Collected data
□ □ □ □ □ □ □

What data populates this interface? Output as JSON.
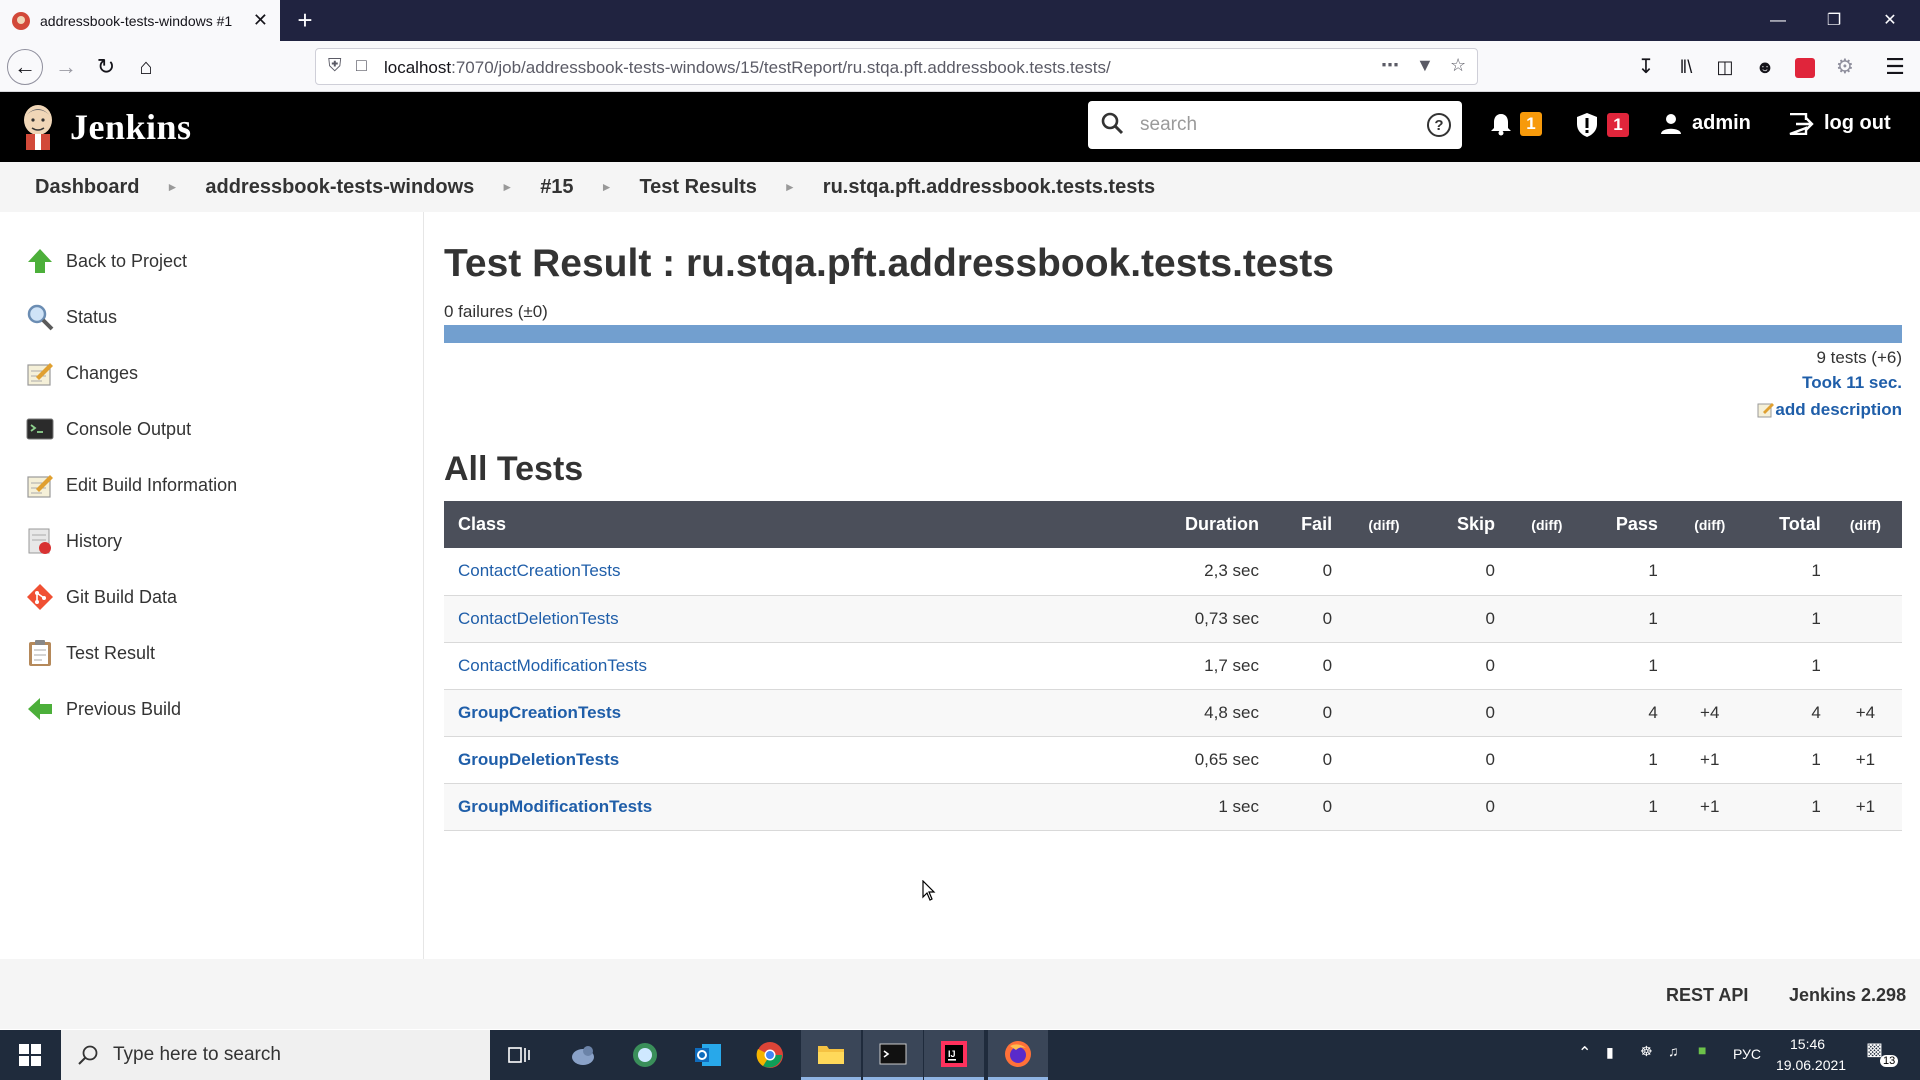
{
  "browser": {
    "tab_title": "addressbook-tests-windows #1",
    "url_host": "localhost",
    "url_rest": ":7070/job/addressbook-tests-windows/15/testReport/ru.stqa.pft.addressbook.tests.tests/"
  },
  "header": {
    "brand": "Jenkins",
    "search_placeholder": "search",
    "notifications_count": "1",
    "security_count": "1",
    "user": "admin",
    "logout": "log out"
  },
  "breadcrumb": [
    "Dashboard",
    "addressbook-tests-windows",
    "#15",
    "Test Results",
    "ru.stqa.pft.addressbook.tests.tests"
  ],
  "sidebar": [
    {
      "label": "Back to Project",
      "icon": "up-arrow-icon"
    },
    {
      "label": "Status",
      "icon": "magnifier-icon"
    },
    {
      "label": "Changes",
      "icon": "notepad-icon"
    },
    {
      "label": "Console Output",
      "icon": "terminal-icon"
    },
    {
      "label": "Edit Build Information",
      "icon": "notepad-icon"
    },
    {
      "label": "History",
      "icon": "history-icon"
    },
    {
      "label": "Git Build Data",
      "icon": "git-icon"
    },
    {
      "label": "Test Result",
      "icon": "clipboard-icon"
    },
    {
      "label": "Previous Build",
      "icon": "left-arrow-icon"
    }
  ],
  "main": {
    "title": "Test Result : ru.stqa.pft.addressbook.tests.tests",
    "failures": "0 failures (±0)",
    "pass_fraction": 1.0,
    "tests_count": "9 tests (+6)",
    "took": "Took 11 sec.",
    "add_description": "add description",
    "section_title": "All Tests",
    "columns": [
      "Class",
      "Duration",
      "Fail",
      "(diff)",
      "Skip",
      "(diff)",
      "Pass",
      "(diff)",
      "Total",
      "(diff)"
    ],
    "rows": [
      {
        "cls": "ContactCreationTests",
        "duration": "2,3 sec",
        "fail": "0",
        "fail_diff": "",
        "skip": "0",
        "skip_diff": "",
        "pass": "1",
        "pass_diff": "",
        "total": "1",
        "total_diff": ""
      },
      {
        "cls": "ContactDeletionTests",
        "duration": "0,73 sec",
        "fail": "0",
        "fail_diff": "",
        "skip": "0",
        "skip_diff": "",
        "pass": "1",
        "pass_diff": "",
        "total": "1",
        "total_diff": ""
      },
      {
        "cls": "ContactModificationTests",
        "duration": "1,7 sec",
        "fail": "0",
        "fail_diff": "",
        "skip": "0",
        "skip_diff": "",
        "pass": "1",
        "pass_diff": "",
        "total": "1",
        "total_diff": ""
      },
      {
        "cls": "GroupCreationTests",
        "duration": "4,8 sec",
        "fail": "0",
        "fail_diff": "",
        "skip": "0",
        "skip_diff": "",
        "pass": "4",
        "pass_diff": "+4",
        "total": "4",
        "total_diff": "+4"
      },
      {
        "cls": "GroupDeletionTests",
        "duration": "0,65 sec",
        "fail": "0",
        "fail_diff": "",
        "skip": "0",
        "skip_diff": "",
        "pass": "1",
        "pass_diff": "+1",
        "total": "1",
        "total_diff": "+1"
      },
      {
        "cls": "GroupModificationTests",
        "duration": "1 sec",
        "fail": "0",
        "fail_diff": "",
        "skip": "0",
        "skip_diff": "",
        "pass": "1",
        "pass_diff": "+1",
        "total": "1",
        "total_diff": "+1"
      }
    ]
  },
  "footer": {
    "rest_api": "REST API",
    "version": "Jenkins 2.298"
  },
  "taskbar": {
    "search_placeholder": "Type here to search",
    "lang": "РУС",
    "time": "15:46",
    "date": "19.06.2021",
    "notifications": "13"
  }
}
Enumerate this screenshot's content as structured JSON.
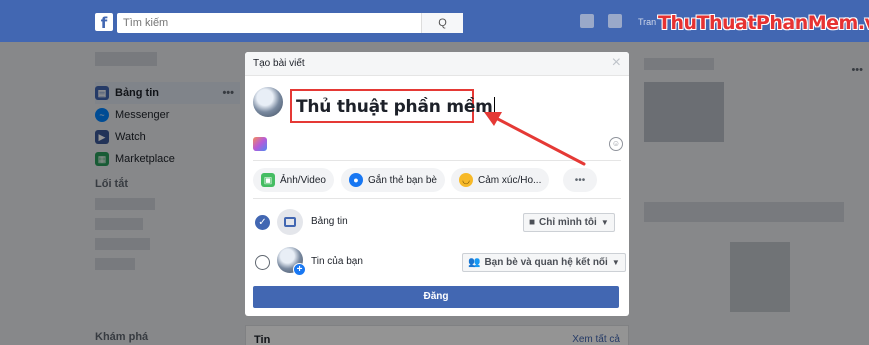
{
  "topbar": {
    "logo": "f",
    "search_placeholder": "Tìm kiếm",
    "search_button": "Q",
    "user_name": "Tran"
  },
  "watermark": "ThuThuatPhanMem.vn",
  "sidebar": {
    "items": [
      {
        "label": "Bảng tin",
        "icon": "news-feed-icon",
        "active": true
      },
      {
        "label": "Messenger",
        "icon": "messenger-icon"
      },
      {
        "label": "Watch",
        "icon": "watch-icon"
      },
      {
        "label": "Marketplace",
        "icon": "marketplace-icon"
      }
    ],
    "more": "•••",
    "shortcuts_heading": "Lối tắt",
    "explore_heading": "Khám phá"
  },
  "rightcol": {
    "more": "•••"
  },
  "modal": {
    "title": "Tạo bài viết",
    "close": "×",
    "composer_text": "Thủ thuật phần mềm",
    "actions": [
      {
        "label": "Ảnh/Video",
        "icon": "photo-icon"
      },
      {
        "label": "Gắn thẻ bạn bè",
        "icon": "tag-friends-icon"
      },
      {
        "label": "Cảm xúc/Ho...",
        "icon": "feeling-icon"
      },
      {
        "label": "•••",
        "icon": "more-icon"
      }
    ],
    "destinations": [
      {
        "label": "Bảng tin",
        "audience": "Chỉ mình tôi",
        "selected": true
      },
      {
        "label": "Tin của bạn",
        "audience": "Bạn bè và quan hệ kết nối",
        "selected": false
      }
    ],
    "post_button": "Đăng"
  },
  "bottomcard": {
    "title": "Tin",
    "link": "Xem tất cả"
  },
  "colors": {
    "brand": "#4267b2",
    "highlight": "#e53935"
  }
}
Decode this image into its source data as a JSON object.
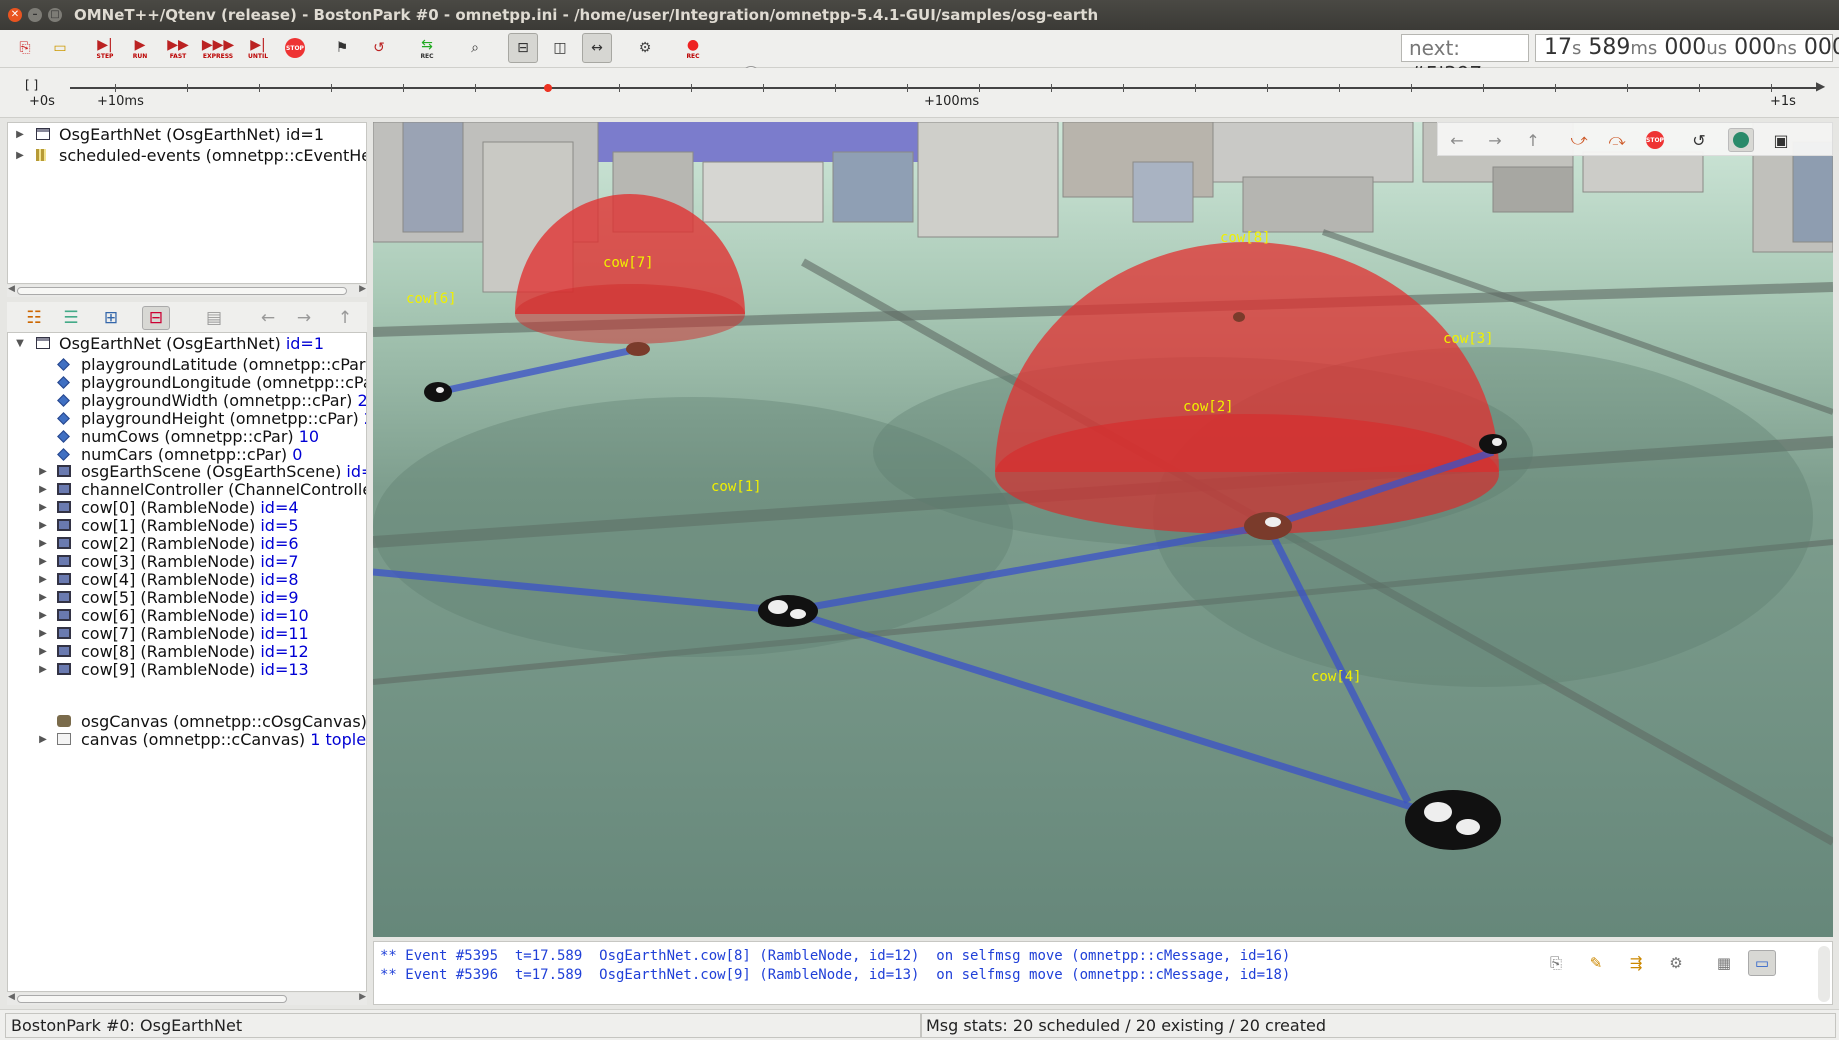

□ □ □ □ □ □ □

Go through the material above and print all of it exactly, except the pictures.

**RESPONSE BELOW**.
What data populates this interface? Output as JSON.
{
  "browser": {
    "tab_title": "addressbook-tests-windows #1",
    "url_host": "localhost",
    "url_rest": ":7070/job/addressbook-tests-windows/15/testReport/ru.stqa.pft.addressbook.tests.tests/"
  },
  "header": {
    "brand": "Jenkins",
    "search_placeholder": "search",
    "notifications_count": "1",
    "security_count": "1",
    "user": "admin",
    "logout": "log out"
  },
  "breadcrumb": [
    "Dashboard",
    "addressbook-tests-windows",
    "#15",
    "Test Results",
    "ru.stqa.pft.addressbook.tests.tests"
  ],
  "sidebar": [
    {
      "label": "Back to Project",
      "icon": "up-arrow-icon"
    },
    {
      "label": "Status",
      "icon": "magnifier-icon"
    },
    {
      "label": "Changes",
      "icon": "notepad-icon"
    },
    {
      "label": "Console Output",
      "icon": "terminal-icon"
    },
    {
      "label": "Edit Build Information",
      "icon": "notepad-icon"
    },
    {
      "label": "History",
      "icon": "history-icon"
    },
    {
      "label": "Git Build Data",
      "icon": "git-icon"
    },
    {
      "label": "Test Result",
      "icon": "clipboard-icon"
    },
    {
      "label": "Previous Build",
      "icon": "left-arrow-icon"
    }
  ],
  "main": {
    "title": "Test Result : ru.stqa.pft.addressbook.tests.tests",
    "failures": "0 failures (±0)",
    "pass_fraction": 1.0,
    "tests_count": "9 tests (+6)",
    "took": "Took 11 sec.",
    "add_description": "add description",
    "section_title": "All Tests",
    "columns": [
      "Class",
      "Duration",
      "Fail",
      "(diff)",
      "Skip",
      "(diff)",
      "Pass",
      "(diff)",
      "Total",
      "(diff)"
    ],
    "rows": [
      {
        "cls": "ContactCreationTests",
        "duration": "2,3 sec",
        "fail": "0",
        "fail_diff": "",
        "skip": "0",
        "skip_diff": "",
        "pass": "1",
        "pass_diff": "",
        "total": "1",
        "total_diff": ""
      },
      {
        "cls": "ContactDeletionTests",
        "duration": "0,73 sec",
        "fail": "0",
        "fail_diff": "",
        "skip": "0",
        "skip_diff": "",
        "pass": "1",
        "pass_diff": "",
        "total": "1",
        "total_diff": ""
      },
      {
        "cls": "ContactModificationTests",
        "duration": "1,7 sec",
        "fail": "0",
        "fail_diff": "",
        "skip": "0",
        "skip_diff": "",
        "pass": "1",
        "pass_diff": "",
        "total": "1",
        "total_diff": ""
      },
      {
        "cls": "GroupCreationTests",
        "duration": "4,8 sec",
        "fail": "0",
        "fail_diff": "",
        "skip": "0",
        "skip_diff": "",
        "pass": "4",
        "pass_diff": "+4",
        "total": "4",
        "total_diff": "+4"
      },
      {
        "cls": "GroupDeletionTests",
        "duration": "0,65 sec",
        "fail": "0",
        "fail_diff": "",
        "skip": "0",
        "skip_diff": "",
        "pass": "1",
        "pass_diff": "+1",
        "total": "1",
        "total_diff": "+1"
      },
      {
        "cls": "GroupModificationTests",
        "duration": "1 sec",
        "fail": "0",
        "fail_diff": "",
        "skip": "0",
        "skip_diff": "",
        "pass": "1",
        "pass_diff": "+1",
        "total": "1",
        "total_diff": "+1"
      }
    ]
  },
  "footer": {
    "rest_api": "REST API",
    "version": "Jenkins 2.298"
  },
  "taskbar": {
    "search_placeholder": "Type here to search",
    "lang": "РУС",
    "time": "15:46",
    "date": "19.06.2021",
    "notifications": "13"
  }
}
Enumerate this screenshot's content as structured JSON.
{
  "topbar": {
    "logo": "f",
    "search_placeholder": "Tìm kiếm",
    "search_button": "Q",
    "user_name": "Tran"
  },
  "watermark": "ThuThuatPhanMem.vn",
  "sidebar": {
    "items": [
      {
        "label": "Bảng tin",
        "icon": "news-feed-icon",
        "active": true
      },
      {
        "label": "Messenger",
        "icon": "messenger-icon"
      },
      {
        "label": "Watch",
        "icon": "watch-icon"
      },
      {
        "label": "Marketplace",
        "icon": "marketplace-icon"
      }
    ],
    "more": "•••",
    "shortcuts_heading": "Lối tắt",
    "explore_heading": "Khám phá"
  },
  "rightcol": {
    "more": "•••"
  },
  "modal": {
    "title": "Tạo bài viết",
    "close": "×",
    "composer_text": "Thủ thuật phần mềm",
    "actions": [
      {
        "label": "Ảnh/Video",
        "icon": "photo-icon"
      },
      {
        "label": "Gắn thẻ bạn bè",
        "icon": "tag-friends-icon"
      },
      {
        "label": "Cảm xúc/Ho...",
        "icon": "feeling-icon"
      },
      {
        "label": "•••",
        "icon": "more-icon"
      }
    ],
    "destinations": [
      {
        "label": "Bảng tin",
        "audience": "Chỉ mình tôi",
        "selected": true
      },
      {
        "label": "Tin của bạn",
        "audience": "Bạn bè và quan hệ kết nối",
        "selected": false
      }
    ],
    "post_button": "Đăng"
  },
  "bottomcard": {
    "title": "Tin",
    "link": "Xem tất cả"
  },
  "colors": {
    "brand": "#4267b2",
    "highlight": "#e53935"
  }
}
Decode this image into its source data as a JSON object.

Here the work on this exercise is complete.